*Required task*
Without including any images, reproduce each entry exactly.

*Material supplied*
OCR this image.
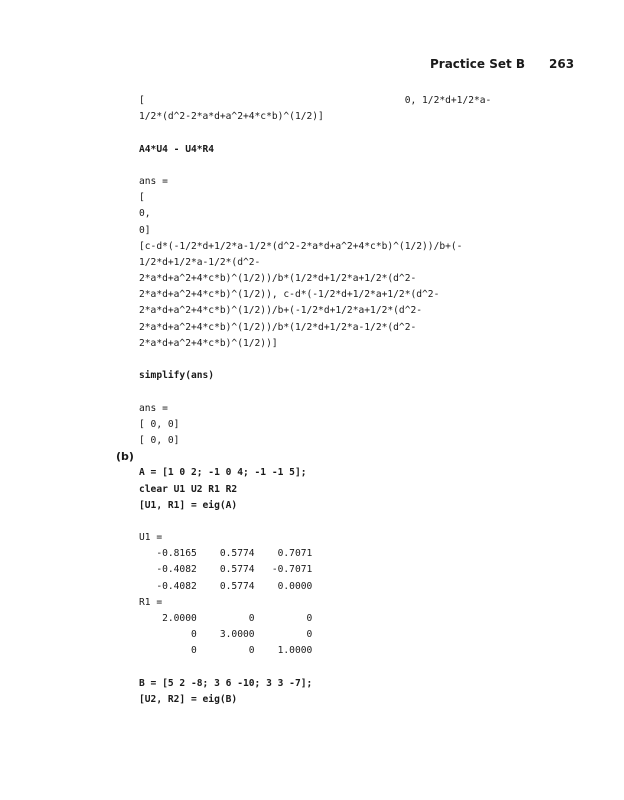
Practice Set B 263
(b)
[                                             0, 1/2*d+1/2*a-
1/2*(d^2-2*a*d+a^2+4*c*b)^(1/2)]
A4*U4 - U4*R4
ans =
[
0,
0]
[c-d*(-1/2*d+1/2*a-1/2*(d^2-2*a*d+a^2+4*c*b)^(1/2))/b+(-
1/2*d+1/2*a-1/2*(d^2-
2*a*d+a^2+4*c*b)^(1/2))/b*(1/2*d+1/2*a+1/2*(d^2-
2*a*d+a^2+4*c*b)^(1/2)), c-d*(-1/2*d+1/2*a+1/2*(d^2-
2*a*d+a^2+4*c*b)^(1/2))/b+(-1/2*d+1/2*a+1/2*(d^2-
2*a*d+a^2+4*c*b)^(1/2))/b*(1/2*d+1/2*a-1/2*(d^2-
2*a*d+a^2+4*c*b)^(1/2))]
simplify(ans)
ans =
[ 0, 0]
[ 0, 0]
A = [1 0 2; -1 0 4; -1 -1 5];
clear U1 U2 R1 R2
[U1, R1] = eig(A)
U1 =
-0.8165    0.5774    0.7071
-0.4082    0.5774   -0.7071
-0.4082    0.5774    0.0000
R1 =
2.0000         0         0
0    3.0000         0
0         0    1.0000
B = [5 2 -8; 3 6 -10; 3 3 -7];
[U2, R2] = eig(B)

*Result*
OCR this image.
Practice Set B 263
(b)
[                                             0, 1/2*d+1/2*a-
1/2*(d^2-2*a*d+a^2+4*c*b)^(1/2)]
A4*U4 - U4*R4
ans =
[
0,
0]
[c-d*(-1/2*d+1/2*a-1/2*(d^2-2*a*d+a^2+4*c*b)^(1/2))/b+(-
1/2*d+1/2*a-1/2*(d^2-
2*a*d+a^2+4*c*b)^(1/2))/b*(1/2*d+1/2*a+1/2*(d^2-
2*a*d+a^2+4*c*b)^(1/2)), c-d*(-1/2*d+1/2*a+1/2*(d^2-
2*a*d+a^2+4*c*b)^(1/2))/b+(-1/2*d+1/2*a+1/2*(d^2-
2*a*d+a^2+4*c*b)^(1/2))/b*(1/2*d+1/2*a-1/2*(d^2-
2*a*d+a^2+4*c*b)^(1/2))]
simplify(ans)
ans =
[ 0, 0]
[ 0, 0]
A = [1 0 2; -1 0 4; -1 -1 5];
clear U1 U2 R1 R2
[U1, R1] = eig(A)
U1 =
-0.8165    0.5774    0.7071
-0.4082    0.5774   -0.7071
-0.4082    0.5774    0.0000
R1 =
2.0000         0         0
0    3.0000         0
0         0    1.0000
B = [5 2 -8; 3 6 -10; 3 3 -7];
[U2, R2] = eig(B)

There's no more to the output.